* [Text provided]
-------------------------

In fact, only one has made it out of either the Senate or House.

On June 10, 2020 the House passed House Bill 2293 (Quinn-R-Delaware) that requires pipeline companies to make emergency response plans available to the Public Utility Commission, the PA Emergency Management Agency and county emergency management director where the pipeline is located and is now on the House Calendar for action.  Read more here.

The bill was introduced-- along with a companion Senate Bill 284 (Killion-R- Delaware)-- after the owners of the Mariner East Pipelines-- Energy Transfer Partners-- only provided local emergency officials with heavily redacted copies of their emergency plans that were basically unusable, according to Sen. Tom Killion’s explanation before the Committee.

On July 15, 2020 the Senate Consumer Protection and Professional Licensure Committee reported out House Bill 2293 (Quinn-R-Delaware) and the bill remains on the Senate Calendar for action .Read more here.

In the Senate, the last action on major Senate bipartisan pipeline safety legislation was on June 19, 2019 just before General Assembly broke for summer vacation when the Senate Consumer Protection and Professional Licensure Committee amended and reported out Senate Bill 258 (Dinniman-D-Chester, Killion-R-Delaware), a bipartisan initiative to improve emergency response to pipeline incidents (sponsor summary) and Senate Bill 284 (Killion-R- Delaware, Dinniman-D-Chester) require pipeline companies to provide current emergency response plans to PUC (sponsor summary).

-------------------------

* [Exercise set]
**1.** From the text on pipeline safety bills, extract the stretch from "On June 10, 2020" through "action.  Read more here.".
**2.** Condense the paragraph of the pipeline safety bills text that begins "The bill was introduced" into one shorter sentence that keeps its main facts.

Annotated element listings

-------------------------

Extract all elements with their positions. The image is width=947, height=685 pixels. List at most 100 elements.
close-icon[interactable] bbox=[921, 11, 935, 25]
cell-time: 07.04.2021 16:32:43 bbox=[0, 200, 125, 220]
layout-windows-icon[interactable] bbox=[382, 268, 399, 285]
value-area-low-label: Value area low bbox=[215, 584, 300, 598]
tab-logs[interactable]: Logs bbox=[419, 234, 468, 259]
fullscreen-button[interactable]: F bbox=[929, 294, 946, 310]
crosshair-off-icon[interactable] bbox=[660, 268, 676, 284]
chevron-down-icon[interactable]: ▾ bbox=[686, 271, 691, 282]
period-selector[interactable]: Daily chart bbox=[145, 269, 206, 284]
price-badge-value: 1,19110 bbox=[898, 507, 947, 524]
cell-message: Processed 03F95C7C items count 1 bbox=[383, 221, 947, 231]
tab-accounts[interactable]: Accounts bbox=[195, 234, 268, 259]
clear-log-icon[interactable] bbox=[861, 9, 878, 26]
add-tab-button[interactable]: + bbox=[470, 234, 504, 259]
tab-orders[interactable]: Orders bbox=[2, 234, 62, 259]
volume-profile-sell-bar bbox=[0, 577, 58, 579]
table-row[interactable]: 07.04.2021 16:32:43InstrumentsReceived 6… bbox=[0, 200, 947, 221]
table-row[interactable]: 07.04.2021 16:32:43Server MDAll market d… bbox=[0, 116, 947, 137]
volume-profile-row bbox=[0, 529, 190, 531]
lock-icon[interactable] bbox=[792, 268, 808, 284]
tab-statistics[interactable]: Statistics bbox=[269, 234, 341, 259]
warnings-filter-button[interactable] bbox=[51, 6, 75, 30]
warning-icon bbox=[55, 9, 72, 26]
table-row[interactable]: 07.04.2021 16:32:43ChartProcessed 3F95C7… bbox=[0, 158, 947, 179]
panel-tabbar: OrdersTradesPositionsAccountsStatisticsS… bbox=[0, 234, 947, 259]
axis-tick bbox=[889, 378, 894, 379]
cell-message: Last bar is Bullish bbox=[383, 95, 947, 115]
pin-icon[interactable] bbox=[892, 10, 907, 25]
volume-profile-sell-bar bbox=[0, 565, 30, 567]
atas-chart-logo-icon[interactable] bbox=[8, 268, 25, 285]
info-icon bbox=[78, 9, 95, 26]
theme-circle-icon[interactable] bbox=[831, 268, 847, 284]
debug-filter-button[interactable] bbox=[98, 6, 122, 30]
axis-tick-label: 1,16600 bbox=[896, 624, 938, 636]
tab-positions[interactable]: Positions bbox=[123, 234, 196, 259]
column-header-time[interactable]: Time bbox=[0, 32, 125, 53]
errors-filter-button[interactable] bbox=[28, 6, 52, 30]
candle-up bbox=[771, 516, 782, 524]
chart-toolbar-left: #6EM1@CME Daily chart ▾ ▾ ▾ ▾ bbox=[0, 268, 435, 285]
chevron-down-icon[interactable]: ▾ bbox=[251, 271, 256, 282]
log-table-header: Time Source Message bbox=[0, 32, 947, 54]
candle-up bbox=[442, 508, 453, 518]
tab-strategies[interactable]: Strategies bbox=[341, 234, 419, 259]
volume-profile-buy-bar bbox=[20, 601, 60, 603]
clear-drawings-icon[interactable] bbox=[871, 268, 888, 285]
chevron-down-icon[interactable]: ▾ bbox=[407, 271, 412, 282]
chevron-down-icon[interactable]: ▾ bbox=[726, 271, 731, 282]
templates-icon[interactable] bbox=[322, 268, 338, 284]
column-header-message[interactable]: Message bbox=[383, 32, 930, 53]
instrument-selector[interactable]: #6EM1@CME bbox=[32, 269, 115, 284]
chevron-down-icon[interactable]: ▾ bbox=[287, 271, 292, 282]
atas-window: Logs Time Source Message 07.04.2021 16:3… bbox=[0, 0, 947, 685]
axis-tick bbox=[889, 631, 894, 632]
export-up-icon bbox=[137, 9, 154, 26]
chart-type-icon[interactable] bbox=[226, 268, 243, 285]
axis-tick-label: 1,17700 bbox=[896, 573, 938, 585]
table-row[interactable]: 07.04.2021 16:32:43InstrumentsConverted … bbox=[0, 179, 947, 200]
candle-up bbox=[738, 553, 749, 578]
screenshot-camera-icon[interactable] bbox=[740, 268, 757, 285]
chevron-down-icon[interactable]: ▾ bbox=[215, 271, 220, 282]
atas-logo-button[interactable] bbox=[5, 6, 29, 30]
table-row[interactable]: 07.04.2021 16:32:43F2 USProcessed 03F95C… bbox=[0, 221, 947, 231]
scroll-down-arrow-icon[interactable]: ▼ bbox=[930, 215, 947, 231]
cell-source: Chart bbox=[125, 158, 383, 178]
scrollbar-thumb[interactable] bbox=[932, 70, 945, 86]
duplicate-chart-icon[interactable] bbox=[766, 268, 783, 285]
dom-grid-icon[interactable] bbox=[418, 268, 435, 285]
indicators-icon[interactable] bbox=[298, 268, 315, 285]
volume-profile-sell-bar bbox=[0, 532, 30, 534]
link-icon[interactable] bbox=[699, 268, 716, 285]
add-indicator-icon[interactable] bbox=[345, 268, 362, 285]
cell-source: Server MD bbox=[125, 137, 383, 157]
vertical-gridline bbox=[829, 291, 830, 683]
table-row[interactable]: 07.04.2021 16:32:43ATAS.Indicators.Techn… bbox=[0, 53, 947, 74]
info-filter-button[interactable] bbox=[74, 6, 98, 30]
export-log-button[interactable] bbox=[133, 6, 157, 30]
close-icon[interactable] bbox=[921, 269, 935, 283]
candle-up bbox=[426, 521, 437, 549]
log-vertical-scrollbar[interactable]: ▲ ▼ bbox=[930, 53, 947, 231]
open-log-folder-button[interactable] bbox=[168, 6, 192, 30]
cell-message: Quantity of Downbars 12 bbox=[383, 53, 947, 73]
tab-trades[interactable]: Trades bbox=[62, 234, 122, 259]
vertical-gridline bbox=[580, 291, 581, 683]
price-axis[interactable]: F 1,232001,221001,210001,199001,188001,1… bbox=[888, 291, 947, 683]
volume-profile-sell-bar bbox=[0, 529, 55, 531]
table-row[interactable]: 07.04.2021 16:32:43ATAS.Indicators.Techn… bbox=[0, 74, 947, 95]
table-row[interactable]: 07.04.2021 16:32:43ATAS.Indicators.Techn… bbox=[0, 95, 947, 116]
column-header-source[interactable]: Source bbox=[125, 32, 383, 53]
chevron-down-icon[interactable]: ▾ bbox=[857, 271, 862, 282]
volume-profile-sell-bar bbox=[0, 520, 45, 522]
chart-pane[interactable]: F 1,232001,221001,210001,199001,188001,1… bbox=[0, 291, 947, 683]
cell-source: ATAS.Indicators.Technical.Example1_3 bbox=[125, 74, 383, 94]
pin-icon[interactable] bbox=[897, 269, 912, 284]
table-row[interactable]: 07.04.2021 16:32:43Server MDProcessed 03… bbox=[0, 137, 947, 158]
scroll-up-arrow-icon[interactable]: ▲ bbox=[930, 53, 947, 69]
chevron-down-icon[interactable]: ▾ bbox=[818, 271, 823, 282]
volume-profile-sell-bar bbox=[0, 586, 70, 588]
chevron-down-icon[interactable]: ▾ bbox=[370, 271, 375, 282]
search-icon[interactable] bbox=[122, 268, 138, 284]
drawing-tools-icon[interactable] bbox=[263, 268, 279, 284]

-------------------------

* [Answers to each task]
**1.**
On June 10, 2020 the House passed House Bill 2293 (Quinn-R-Delaware) that requires pipeline companies to make emergency response plans available to the Public Utility Commission, the PA Emergency Management Agency and county emergency management director where the pipeline is located and is now on the House Calendar for action.  Read more here.

**2.** The bill and its Senate companion, Senate Bill 284 (Killion-R-Delaware), were introduced because Energy Transfer Partners, owner of the Mariner East Pipelines, gave local emergency officials only heavily redacted, basically unusable emergency plans, according to Sen. Tom Killion's explanation before the Committee.